## Prompt
Locate the string "소비자의" throughout the material and copy every line in which it occurs.

## Raw records

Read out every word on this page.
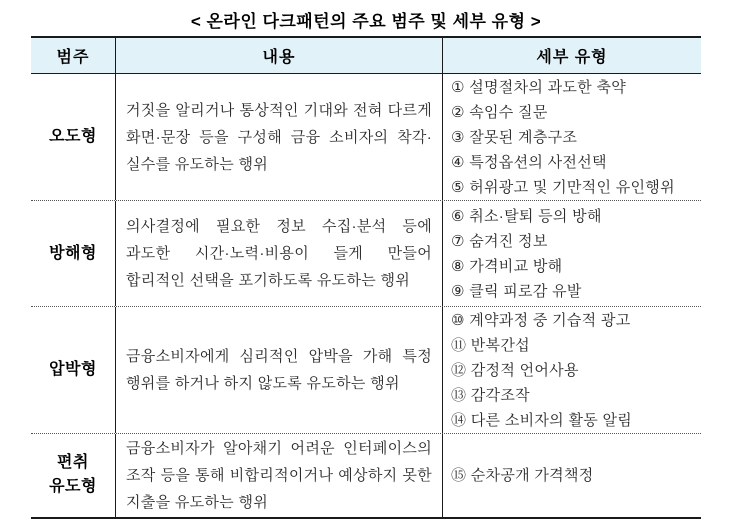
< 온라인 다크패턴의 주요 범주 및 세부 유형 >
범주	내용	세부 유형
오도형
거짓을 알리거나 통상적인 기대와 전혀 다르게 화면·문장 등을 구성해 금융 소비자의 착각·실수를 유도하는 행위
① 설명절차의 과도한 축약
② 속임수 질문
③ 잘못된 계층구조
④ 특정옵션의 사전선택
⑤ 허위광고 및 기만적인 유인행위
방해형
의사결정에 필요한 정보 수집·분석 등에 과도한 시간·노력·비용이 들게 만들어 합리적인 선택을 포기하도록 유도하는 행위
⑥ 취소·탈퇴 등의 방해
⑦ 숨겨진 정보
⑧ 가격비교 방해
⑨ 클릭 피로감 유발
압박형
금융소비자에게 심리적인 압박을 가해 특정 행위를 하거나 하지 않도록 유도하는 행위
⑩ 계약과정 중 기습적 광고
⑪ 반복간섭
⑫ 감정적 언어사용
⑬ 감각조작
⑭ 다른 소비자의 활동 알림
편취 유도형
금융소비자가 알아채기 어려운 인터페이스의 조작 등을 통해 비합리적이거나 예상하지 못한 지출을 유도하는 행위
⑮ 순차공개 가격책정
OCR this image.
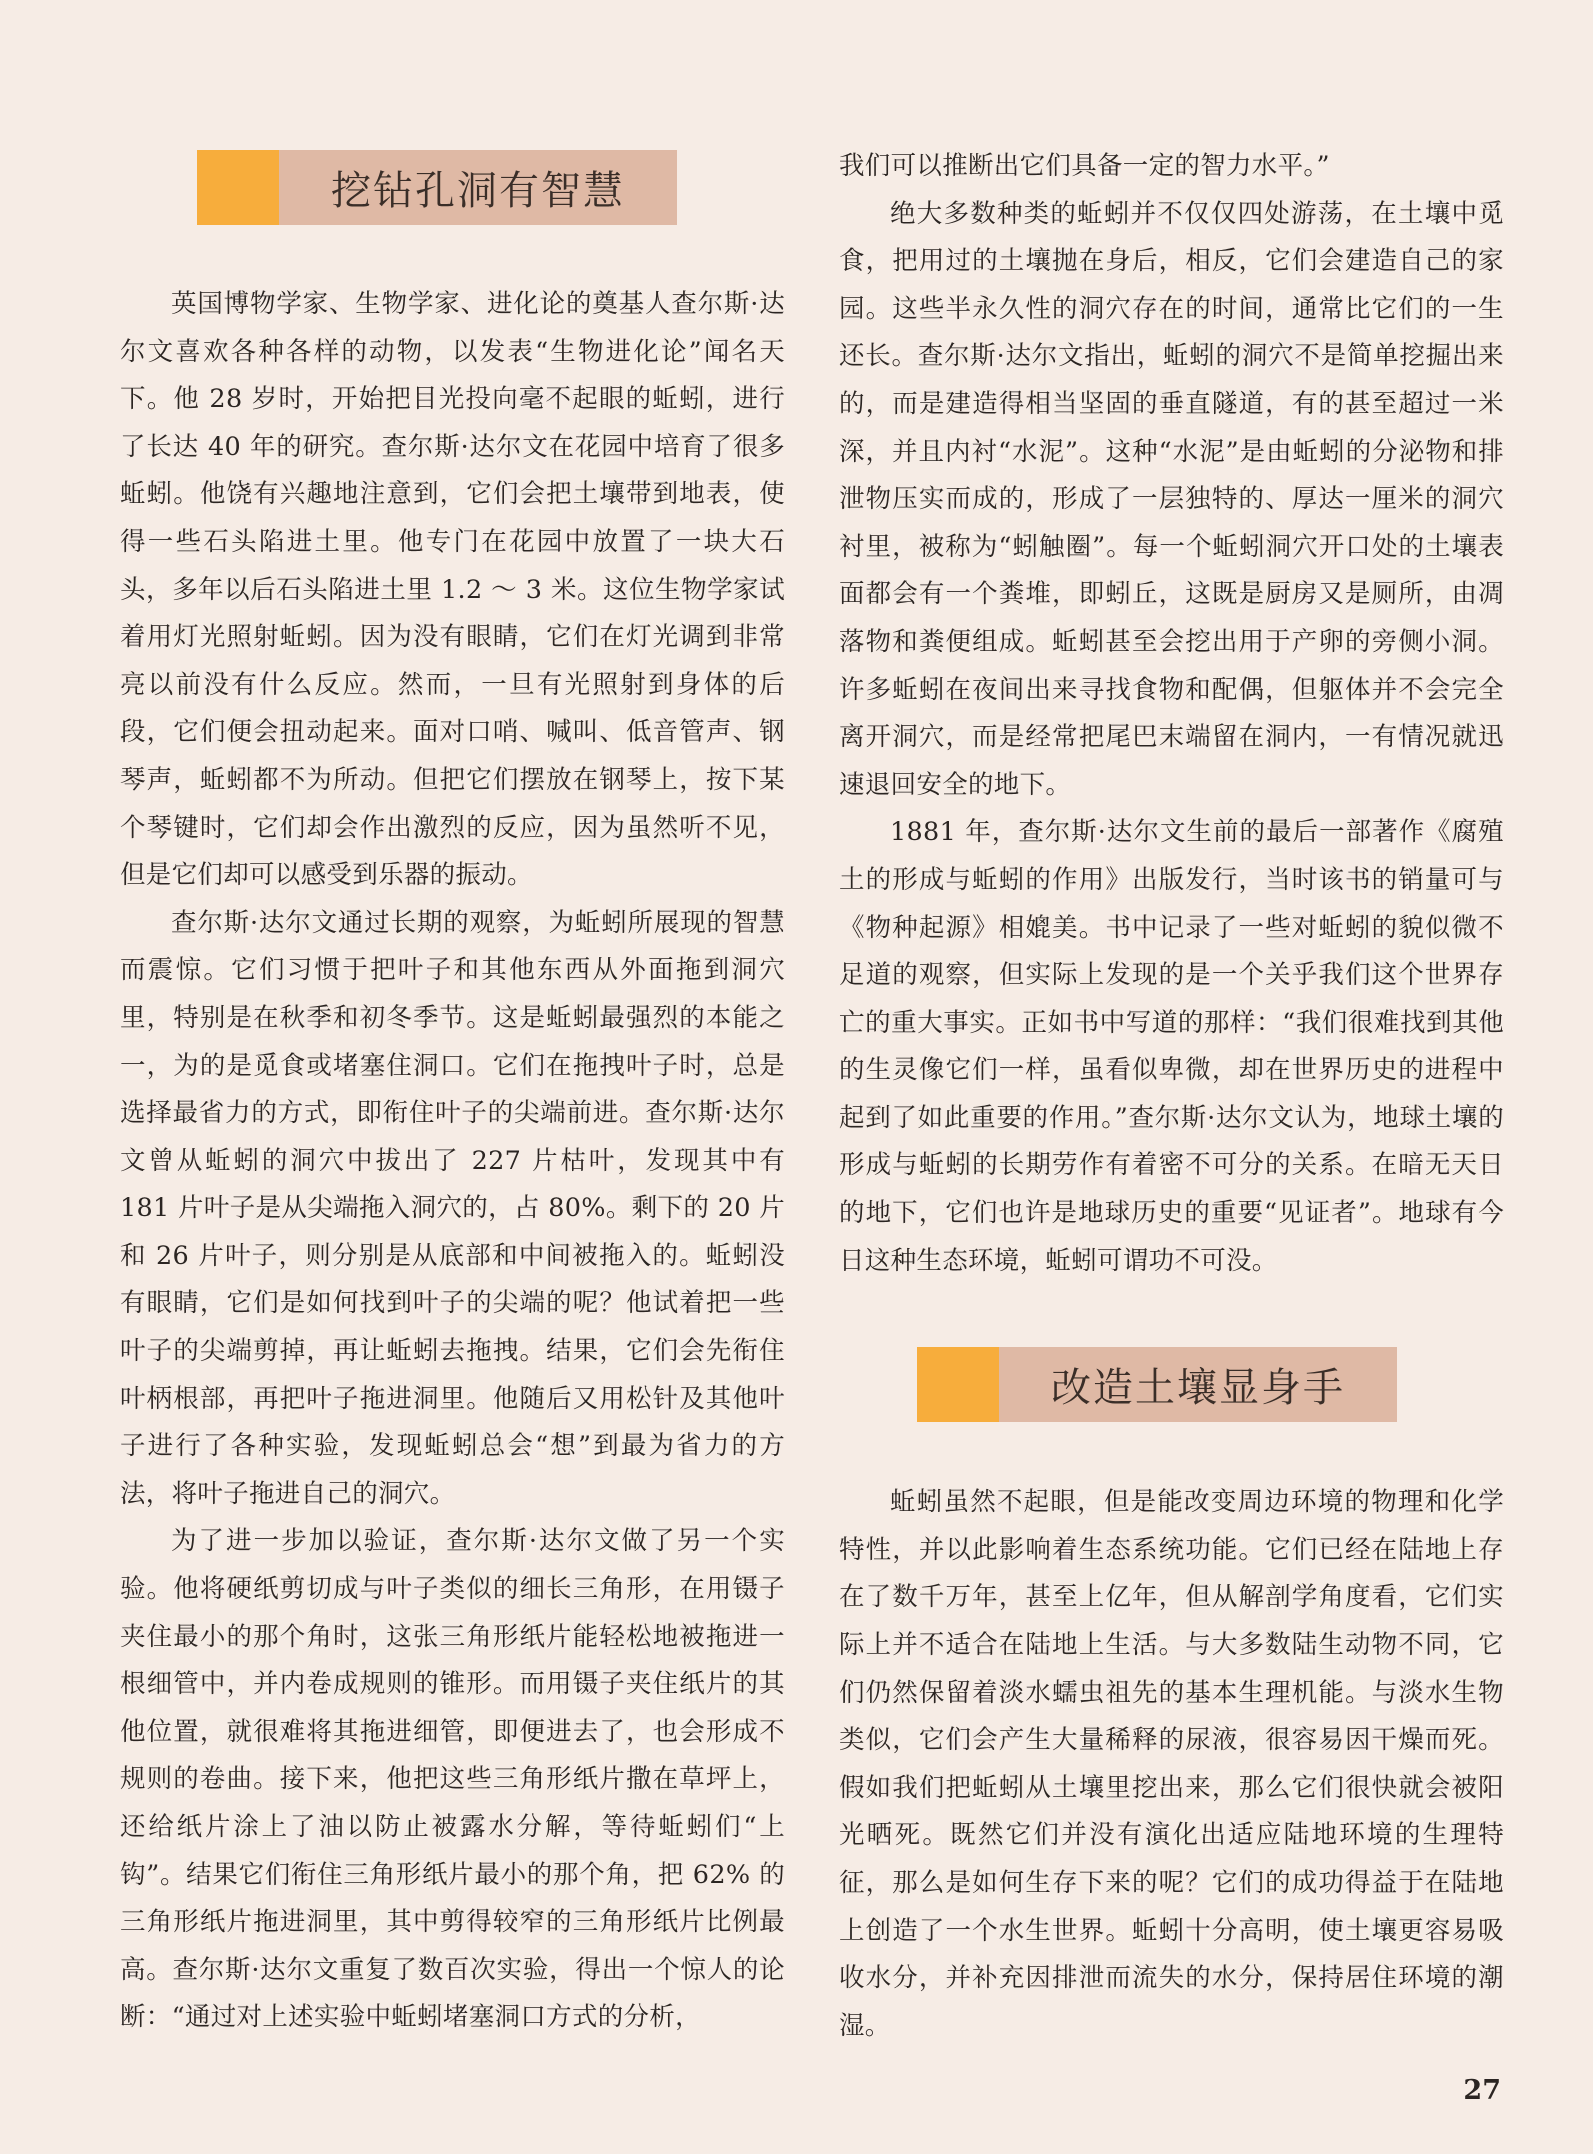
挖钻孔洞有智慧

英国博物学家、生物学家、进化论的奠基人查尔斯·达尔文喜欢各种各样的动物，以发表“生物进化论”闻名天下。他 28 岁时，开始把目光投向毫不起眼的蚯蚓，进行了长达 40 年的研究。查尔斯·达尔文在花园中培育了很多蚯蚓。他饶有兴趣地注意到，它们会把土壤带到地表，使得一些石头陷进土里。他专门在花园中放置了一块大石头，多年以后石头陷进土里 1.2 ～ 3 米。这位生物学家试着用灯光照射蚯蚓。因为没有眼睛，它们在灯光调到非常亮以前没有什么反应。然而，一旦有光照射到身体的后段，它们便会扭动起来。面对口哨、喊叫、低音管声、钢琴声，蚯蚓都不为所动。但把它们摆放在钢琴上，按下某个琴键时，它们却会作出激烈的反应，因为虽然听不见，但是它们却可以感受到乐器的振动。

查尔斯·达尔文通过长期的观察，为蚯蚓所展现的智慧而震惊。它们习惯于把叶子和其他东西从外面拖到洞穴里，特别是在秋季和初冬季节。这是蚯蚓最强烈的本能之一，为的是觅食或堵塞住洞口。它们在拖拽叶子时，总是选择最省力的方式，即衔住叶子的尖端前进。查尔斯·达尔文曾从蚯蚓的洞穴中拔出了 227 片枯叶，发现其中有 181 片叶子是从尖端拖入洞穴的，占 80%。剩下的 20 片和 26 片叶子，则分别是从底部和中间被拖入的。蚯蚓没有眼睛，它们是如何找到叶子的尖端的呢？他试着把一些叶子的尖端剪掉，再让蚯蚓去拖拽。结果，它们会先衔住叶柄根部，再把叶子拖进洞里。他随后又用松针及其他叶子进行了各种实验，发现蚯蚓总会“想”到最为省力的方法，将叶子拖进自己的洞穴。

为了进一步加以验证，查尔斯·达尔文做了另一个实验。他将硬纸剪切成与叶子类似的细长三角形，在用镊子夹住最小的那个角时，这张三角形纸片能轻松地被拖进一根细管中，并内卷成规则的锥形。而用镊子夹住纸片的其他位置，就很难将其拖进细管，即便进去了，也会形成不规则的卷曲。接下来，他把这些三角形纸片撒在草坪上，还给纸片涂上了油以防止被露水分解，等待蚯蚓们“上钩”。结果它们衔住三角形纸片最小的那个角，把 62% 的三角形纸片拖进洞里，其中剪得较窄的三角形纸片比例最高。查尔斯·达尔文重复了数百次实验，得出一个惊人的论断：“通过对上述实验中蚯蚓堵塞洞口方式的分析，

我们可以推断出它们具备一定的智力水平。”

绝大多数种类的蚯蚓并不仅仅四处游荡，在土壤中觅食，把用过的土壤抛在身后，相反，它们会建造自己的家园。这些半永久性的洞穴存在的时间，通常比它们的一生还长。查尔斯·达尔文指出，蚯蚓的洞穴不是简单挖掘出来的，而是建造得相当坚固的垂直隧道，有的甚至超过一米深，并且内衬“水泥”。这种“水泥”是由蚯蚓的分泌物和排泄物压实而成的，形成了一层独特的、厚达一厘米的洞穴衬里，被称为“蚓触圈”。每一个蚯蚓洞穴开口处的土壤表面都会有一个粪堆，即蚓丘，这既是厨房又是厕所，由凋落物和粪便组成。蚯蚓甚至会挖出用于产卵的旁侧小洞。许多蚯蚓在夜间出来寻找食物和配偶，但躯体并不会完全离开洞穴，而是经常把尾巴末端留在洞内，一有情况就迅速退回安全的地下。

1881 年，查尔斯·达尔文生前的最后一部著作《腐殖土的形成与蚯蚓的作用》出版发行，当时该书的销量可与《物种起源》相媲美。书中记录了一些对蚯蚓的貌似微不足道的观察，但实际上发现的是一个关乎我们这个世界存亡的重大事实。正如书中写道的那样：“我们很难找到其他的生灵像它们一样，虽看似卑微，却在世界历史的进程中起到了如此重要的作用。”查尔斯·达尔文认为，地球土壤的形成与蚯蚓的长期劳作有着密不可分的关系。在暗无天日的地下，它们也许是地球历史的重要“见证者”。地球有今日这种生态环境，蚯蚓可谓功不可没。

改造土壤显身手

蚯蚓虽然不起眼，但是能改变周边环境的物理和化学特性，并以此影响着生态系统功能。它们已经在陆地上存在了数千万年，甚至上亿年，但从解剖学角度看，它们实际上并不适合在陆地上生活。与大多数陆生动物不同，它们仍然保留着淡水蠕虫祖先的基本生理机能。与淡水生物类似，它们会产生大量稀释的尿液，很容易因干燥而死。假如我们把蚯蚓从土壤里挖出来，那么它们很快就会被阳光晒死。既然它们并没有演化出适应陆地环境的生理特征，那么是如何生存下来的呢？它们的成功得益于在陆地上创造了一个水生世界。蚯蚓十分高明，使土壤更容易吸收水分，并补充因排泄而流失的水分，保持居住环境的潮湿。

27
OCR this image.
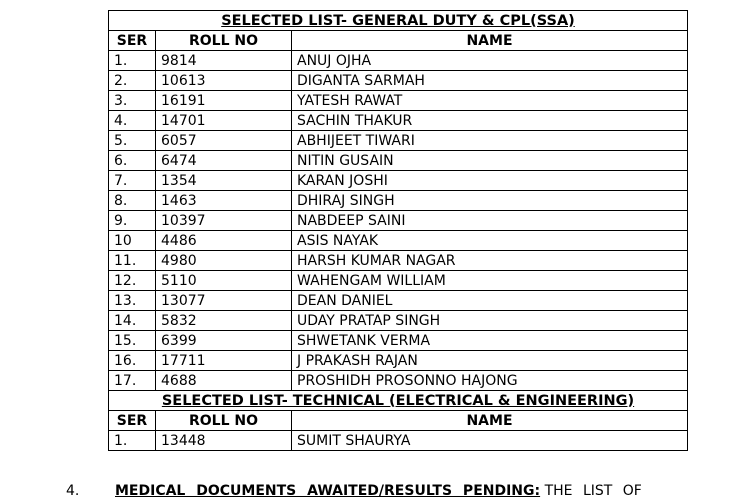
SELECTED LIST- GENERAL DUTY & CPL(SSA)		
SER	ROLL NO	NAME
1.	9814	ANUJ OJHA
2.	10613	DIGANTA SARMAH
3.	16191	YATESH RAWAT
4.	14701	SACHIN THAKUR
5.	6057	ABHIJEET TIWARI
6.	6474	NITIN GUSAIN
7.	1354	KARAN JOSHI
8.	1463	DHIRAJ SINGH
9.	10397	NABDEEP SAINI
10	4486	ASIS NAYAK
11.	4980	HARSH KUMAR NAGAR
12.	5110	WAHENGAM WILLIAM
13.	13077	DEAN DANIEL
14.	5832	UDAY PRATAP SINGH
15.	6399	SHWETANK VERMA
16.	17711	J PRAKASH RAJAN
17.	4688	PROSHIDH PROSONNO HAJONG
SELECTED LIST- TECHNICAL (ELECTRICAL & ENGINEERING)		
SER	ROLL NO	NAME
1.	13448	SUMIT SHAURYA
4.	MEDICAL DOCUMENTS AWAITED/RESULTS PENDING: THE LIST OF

## Reply
거짓을 알리거나 통상적인 기대와 전혀 다르게 화면·문장 등을 구성해 금융 소비자의 착각·실수를 유도하는 행위
⑭ 다른 소비자의 활동 알림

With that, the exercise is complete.